#### What is being asked:
Below are some records; repeat them all exactly, minus the pictures.

(Dataset items)
+++

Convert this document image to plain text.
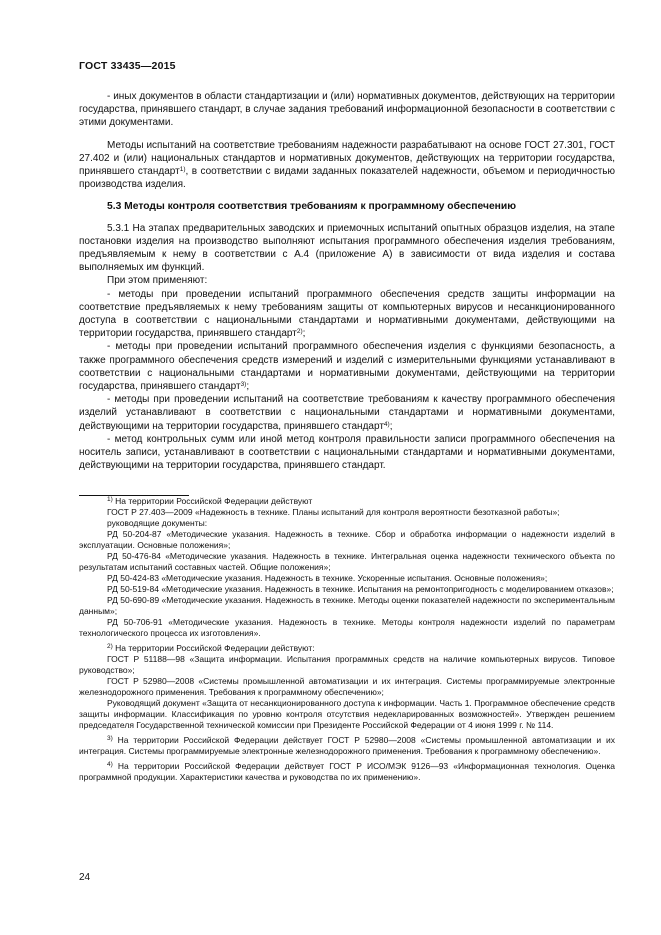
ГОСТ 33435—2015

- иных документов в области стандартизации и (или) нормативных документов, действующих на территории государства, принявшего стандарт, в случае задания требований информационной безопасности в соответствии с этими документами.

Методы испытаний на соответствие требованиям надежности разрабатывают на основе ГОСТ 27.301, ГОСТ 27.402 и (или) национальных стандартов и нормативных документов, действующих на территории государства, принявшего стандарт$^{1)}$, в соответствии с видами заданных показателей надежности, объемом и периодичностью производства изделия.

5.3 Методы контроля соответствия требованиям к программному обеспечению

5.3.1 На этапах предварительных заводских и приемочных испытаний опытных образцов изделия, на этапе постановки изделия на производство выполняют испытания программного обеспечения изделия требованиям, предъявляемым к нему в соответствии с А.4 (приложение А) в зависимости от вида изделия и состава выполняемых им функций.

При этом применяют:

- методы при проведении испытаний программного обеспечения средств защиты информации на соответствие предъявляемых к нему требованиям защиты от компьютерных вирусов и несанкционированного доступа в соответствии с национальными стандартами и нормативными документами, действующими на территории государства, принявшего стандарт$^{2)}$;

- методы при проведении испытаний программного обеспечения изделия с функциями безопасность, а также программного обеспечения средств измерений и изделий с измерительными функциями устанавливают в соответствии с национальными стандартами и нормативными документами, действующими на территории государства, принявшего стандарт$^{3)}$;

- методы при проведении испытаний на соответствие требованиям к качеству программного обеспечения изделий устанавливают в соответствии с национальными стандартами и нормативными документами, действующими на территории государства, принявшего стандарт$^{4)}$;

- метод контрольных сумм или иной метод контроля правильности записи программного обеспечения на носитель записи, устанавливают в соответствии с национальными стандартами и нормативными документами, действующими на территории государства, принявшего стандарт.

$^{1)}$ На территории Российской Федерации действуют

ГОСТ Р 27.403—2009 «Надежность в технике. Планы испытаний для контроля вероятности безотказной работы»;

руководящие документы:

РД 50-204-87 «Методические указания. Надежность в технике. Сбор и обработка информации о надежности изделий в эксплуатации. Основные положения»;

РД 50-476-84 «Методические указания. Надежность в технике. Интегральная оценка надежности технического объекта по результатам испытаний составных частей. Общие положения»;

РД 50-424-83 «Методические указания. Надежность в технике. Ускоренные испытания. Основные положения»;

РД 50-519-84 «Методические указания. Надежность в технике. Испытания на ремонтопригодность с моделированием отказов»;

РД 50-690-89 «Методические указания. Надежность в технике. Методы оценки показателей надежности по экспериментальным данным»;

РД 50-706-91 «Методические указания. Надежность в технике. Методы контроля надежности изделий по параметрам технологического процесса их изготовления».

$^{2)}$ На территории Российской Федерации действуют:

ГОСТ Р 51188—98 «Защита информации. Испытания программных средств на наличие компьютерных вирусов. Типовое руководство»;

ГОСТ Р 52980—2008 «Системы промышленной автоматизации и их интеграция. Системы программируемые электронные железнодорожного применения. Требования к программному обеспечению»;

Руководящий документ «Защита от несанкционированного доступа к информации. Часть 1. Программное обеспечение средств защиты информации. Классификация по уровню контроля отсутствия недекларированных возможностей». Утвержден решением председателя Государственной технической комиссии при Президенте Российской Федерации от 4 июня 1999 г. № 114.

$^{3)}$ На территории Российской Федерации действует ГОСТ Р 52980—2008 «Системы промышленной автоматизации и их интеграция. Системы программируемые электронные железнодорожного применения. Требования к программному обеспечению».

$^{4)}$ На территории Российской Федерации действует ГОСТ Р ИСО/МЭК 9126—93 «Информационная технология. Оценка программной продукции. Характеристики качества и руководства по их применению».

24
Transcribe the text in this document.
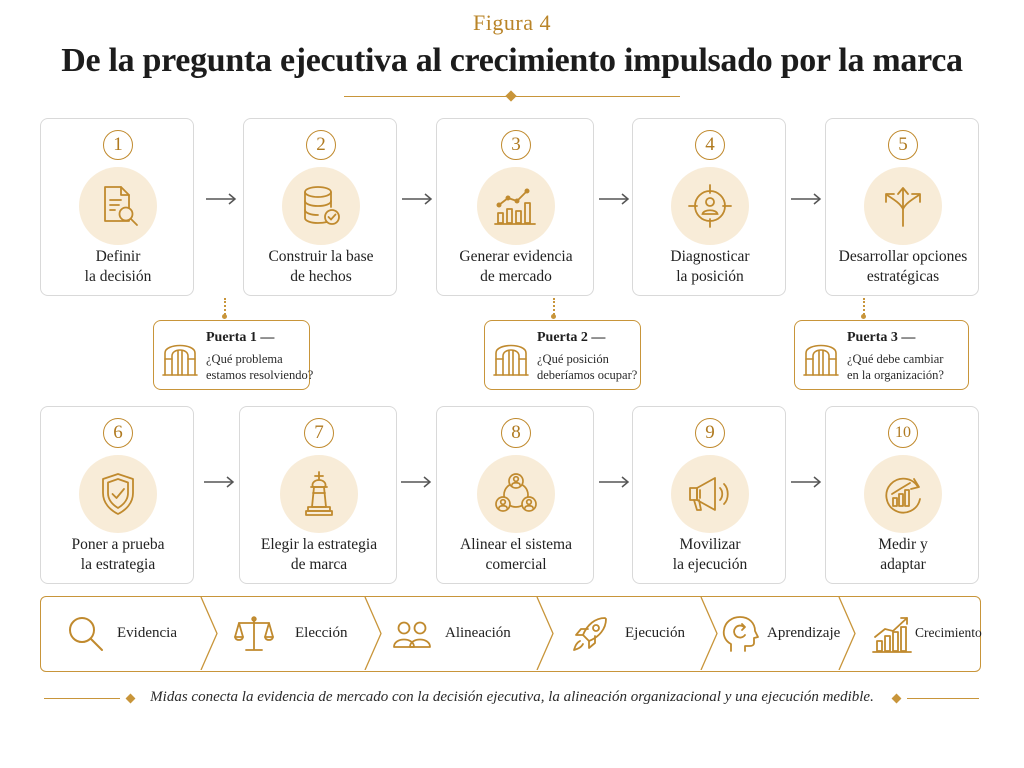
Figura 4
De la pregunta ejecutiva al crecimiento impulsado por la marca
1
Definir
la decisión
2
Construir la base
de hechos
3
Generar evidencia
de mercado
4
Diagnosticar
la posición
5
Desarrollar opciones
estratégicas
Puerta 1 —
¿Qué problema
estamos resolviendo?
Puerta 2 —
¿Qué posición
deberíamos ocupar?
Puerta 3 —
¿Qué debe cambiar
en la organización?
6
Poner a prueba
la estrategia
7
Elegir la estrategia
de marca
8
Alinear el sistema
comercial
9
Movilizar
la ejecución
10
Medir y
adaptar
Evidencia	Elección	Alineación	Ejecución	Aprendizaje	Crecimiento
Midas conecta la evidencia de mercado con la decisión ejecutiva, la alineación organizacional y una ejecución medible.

+++

#### Final answer:
Convert this document image to plain text.
ГОСТ 33435—2015

- иных документов в области стандартизации и (или) нормативных документов, действующих на территории государства, принявшего стандарт, в случае задания требований информационной безопасности в соответствии с этими документами.

Методы испытаний на соответствие требованиям надежности разрабатывают на основе ГОСТ 27.301, ГОСТ 27.402 и (или) национальных стандартов и нормативных документов, действующих на территории государства, принявшего стандарт$^{1)}$, в соответствии с видами заданных показателей надежности, объемом и периодичностью производства изделия.

5.3 Методы контроля соответствия требованиям к программному обеспечению

5.3.1 На этапах предварительных заводских и приемочных испытаний опытных образцов изделия, на этапе постановки изделия на производство выполняют испытания программного обеспечения изделия требованиям, предъявляемым к нему в соответствии с А.4 (приложение А) в зависимости от вида изделия и состава выполняемых им функций.

При этом применяют:

- методы при проведении испытаний программного обеспечения средств защиты информации на соответствие предъявляемых к нему требованиям защиты от компьютерных вирусов и несанкционированного доступа в соответствии с национальными стандартами и нормативными документами, действующими на территории государства, принявшего стандарт$^{2)}$;

- методы при проведении испытаний программного обеспечения изделия с функциями безопасность, а также программного обеспечения средств измерений и изделий с измерительными функциями устанавливают в соответствии с национальными стандартами и нормативными документами, действующими на территории государства, принявшего стандарт$^{3)}$;

- методы при проведении испытаний на соответствие требованиям к качеству программного обеспечения изделий устанавливают в соответствии с национальными стандартами и нормативными документами, действующими на территории государства, принявшего стандарт$^{4)}$;

- метод контрольных сумм или иной метод контроля правильности записи программного обеспечения на носитель записи, устанавливают в соответствии с национальными стандартами и нормативными документами, действующими на территории государства, принявшего стандарт.

$^{1)}$ На территории Российской Федерации действуют

ГОСТ Р 27.403—2009 «Надежность в технике. Планы испытаний для контроля вероятности безотказной работы»;

руководящие документы:

РД 50-204-87 «Методические указания. Надежность в технике. Сбор и обработка информации о надежности изделий в эксплуатации. Основные положения»;

РД 50-476-84 «Методические указания. Надежность в технике. Интегральная оценка надежности технического объекта по результатам испытаний составных частей. Общие положения»;

РД 50-424-83 «Методические указания. Надежность в технике. Ускоренные испытания. Основные положения»;

РД 50-519-84 «Методические указания. Надежность в технике. Испытания на ремонтопригодность с моделированием отказов»;

РД 50-690-89 «Методические указания. Надежность в технике. Методы оценки показателей надежности по экспериментальным данным»;

РД 50-706-91 «Методические указания. Надежность в технике. Методы контроля надежности изделий по параметрам технологического процесса их изготовления».

$^{2)}$ На территории Российской Федерации действуют:

ГОСТ Р 51188—98 «Защита информации. Испытания программных средств на наличие компьютерных вирусов. Типовое руководство»;

ГОСТ Р 52980—2008 «Системы промышленной автоматизации и их интеграция. Системы программируемые электронные железнодорожного применения. Требования к программному обеспечению»;

Руководящий документ «Защита от несанкционированного доступа к информации. Часть 1. Программное обеспечение средств защиты информации. Классификация по уровню контроля отсутствия недекларированных возможностей». Утвержден решением председателя Государственной технической комиссии при Президенте Российской Федерации от 4 июня 1999 г. № 114.

$^{3)}$ На территории Российской Федерации действует ГОСТ Р 52980—2008 «Системы промышленной автоматизации и их интеграция. Системы программируемые электронные железнодорожного применения. Требования к программному обеспечению».

$^{4)}$ На территории Российской Федерации действует ГОСТ Р ИСО/МЭК 9126—93 «Информационная технология. Оценка программной продукции. Характеристики качества и руководства по их применению».

24
Transcribe the text in this document.
Figura 4
De la pregunta ejecutiva al crecimiento impulsado por la marca
1
Definir
la decisión
2
Construir la base
de hechos
3
Generar evidencia
de mercado
4
Diagnosticar
la posición
5
Desarrollar opciones
estratégicas
Puerta 1 —
¿Qué problema
estamos resolviendo?
Puerta 2 —
¿Qué posición
deberíamos ocupar?
Puerta 3 —
¿Qué debe cambiar
en la organización?
6
Poner a prueba
la estrategia
7
Elegir la estrategia
de marca
8
Alinear el sistema
comercial
9
Movilizar
la ejecución
10
Medir y
adaptar
Evidencia	Elección	Alineación	Ejecución	Aprendizaje	Crecimiento
Midas conecta la evidencia de mercado con la decisión ejecutiva, la alineación organizacional y una ejecución medible.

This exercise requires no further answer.